Dataset extract:
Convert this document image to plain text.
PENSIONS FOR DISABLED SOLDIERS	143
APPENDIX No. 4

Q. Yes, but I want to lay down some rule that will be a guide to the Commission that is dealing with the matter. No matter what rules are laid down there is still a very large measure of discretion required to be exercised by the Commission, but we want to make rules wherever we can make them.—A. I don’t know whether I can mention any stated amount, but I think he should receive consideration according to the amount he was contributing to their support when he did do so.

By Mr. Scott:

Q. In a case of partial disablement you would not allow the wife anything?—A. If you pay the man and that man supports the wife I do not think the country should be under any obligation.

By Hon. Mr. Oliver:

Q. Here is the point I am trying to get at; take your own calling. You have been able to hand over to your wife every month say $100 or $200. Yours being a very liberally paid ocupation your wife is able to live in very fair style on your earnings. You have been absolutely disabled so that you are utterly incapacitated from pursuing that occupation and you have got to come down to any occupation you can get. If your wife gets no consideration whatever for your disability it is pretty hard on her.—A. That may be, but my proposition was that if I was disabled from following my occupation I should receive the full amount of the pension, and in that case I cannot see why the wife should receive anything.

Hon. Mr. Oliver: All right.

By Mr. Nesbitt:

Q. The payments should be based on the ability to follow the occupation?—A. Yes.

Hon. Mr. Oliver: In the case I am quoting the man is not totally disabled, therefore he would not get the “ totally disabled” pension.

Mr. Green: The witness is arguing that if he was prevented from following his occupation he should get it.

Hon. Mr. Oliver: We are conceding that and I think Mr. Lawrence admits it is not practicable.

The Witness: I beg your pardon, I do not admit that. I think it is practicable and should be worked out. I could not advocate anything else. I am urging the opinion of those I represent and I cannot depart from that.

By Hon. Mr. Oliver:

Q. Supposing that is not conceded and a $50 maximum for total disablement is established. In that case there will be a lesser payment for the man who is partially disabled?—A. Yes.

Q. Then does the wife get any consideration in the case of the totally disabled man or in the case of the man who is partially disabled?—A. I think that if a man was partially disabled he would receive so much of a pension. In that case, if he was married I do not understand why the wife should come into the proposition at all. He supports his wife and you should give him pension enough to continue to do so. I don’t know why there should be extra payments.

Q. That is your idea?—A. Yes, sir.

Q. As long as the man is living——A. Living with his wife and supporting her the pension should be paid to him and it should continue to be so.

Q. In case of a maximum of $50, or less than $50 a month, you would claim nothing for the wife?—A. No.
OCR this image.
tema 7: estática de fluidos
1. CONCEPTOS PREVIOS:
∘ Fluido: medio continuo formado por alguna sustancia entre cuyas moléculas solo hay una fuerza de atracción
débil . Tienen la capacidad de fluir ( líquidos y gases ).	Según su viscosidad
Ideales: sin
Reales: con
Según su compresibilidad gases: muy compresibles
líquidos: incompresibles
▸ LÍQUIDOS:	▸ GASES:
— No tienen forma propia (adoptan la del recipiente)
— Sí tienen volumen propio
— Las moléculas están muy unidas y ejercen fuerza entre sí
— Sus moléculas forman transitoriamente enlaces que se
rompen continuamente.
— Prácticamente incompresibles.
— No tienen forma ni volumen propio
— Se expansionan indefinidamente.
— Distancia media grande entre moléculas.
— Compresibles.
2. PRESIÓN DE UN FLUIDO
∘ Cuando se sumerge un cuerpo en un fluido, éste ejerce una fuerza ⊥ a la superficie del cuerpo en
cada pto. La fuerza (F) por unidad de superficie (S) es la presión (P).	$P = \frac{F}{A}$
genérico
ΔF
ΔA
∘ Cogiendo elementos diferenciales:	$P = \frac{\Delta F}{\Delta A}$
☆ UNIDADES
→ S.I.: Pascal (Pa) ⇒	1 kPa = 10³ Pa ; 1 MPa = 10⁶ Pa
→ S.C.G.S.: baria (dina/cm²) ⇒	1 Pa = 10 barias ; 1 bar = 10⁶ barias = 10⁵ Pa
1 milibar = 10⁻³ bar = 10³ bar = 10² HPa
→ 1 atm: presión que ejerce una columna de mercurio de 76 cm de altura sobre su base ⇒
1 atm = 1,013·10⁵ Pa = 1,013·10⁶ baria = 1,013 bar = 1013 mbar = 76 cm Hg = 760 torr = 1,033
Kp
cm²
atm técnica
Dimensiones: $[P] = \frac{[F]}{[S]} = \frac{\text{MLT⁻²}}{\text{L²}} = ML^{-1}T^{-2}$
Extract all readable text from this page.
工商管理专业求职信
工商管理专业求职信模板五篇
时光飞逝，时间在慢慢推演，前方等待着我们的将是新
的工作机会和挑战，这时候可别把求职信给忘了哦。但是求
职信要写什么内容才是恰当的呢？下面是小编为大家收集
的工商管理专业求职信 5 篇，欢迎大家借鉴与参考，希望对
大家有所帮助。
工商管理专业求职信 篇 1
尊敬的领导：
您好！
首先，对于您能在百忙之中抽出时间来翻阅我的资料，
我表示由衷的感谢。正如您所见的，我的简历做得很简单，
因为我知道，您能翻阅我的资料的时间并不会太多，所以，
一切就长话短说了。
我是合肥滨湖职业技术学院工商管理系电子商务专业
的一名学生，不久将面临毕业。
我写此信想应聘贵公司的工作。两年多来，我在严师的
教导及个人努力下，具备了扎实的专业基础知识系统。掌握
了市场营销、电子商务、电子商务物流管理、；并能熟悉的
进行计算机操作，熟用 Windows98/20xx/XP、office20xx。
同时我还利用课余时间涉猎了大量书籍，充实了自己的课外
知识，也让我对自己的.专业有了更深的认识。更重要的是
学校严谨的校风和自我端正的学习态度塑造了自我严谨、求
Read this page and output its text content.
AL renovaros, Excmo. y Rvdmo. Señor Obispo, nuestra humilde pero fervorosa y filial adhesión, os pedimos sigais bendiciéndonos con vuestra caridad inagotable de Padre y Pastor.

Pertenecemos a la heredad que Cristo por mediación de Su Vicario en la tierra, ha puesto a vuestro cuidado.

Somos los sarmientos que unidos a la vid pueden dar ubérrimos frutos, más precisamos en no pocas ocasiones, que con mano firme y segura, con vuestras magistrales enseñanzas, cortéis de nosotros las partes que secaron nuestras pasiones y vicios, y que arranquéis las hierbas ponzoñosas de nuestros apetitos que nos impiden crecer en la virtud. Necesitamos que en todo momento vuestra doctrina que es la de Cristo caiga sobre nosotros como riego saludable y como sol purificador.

The task:
From the data above, work out how many lines hold "Cristo". Answer with the number alone.

Response to the exercise:
2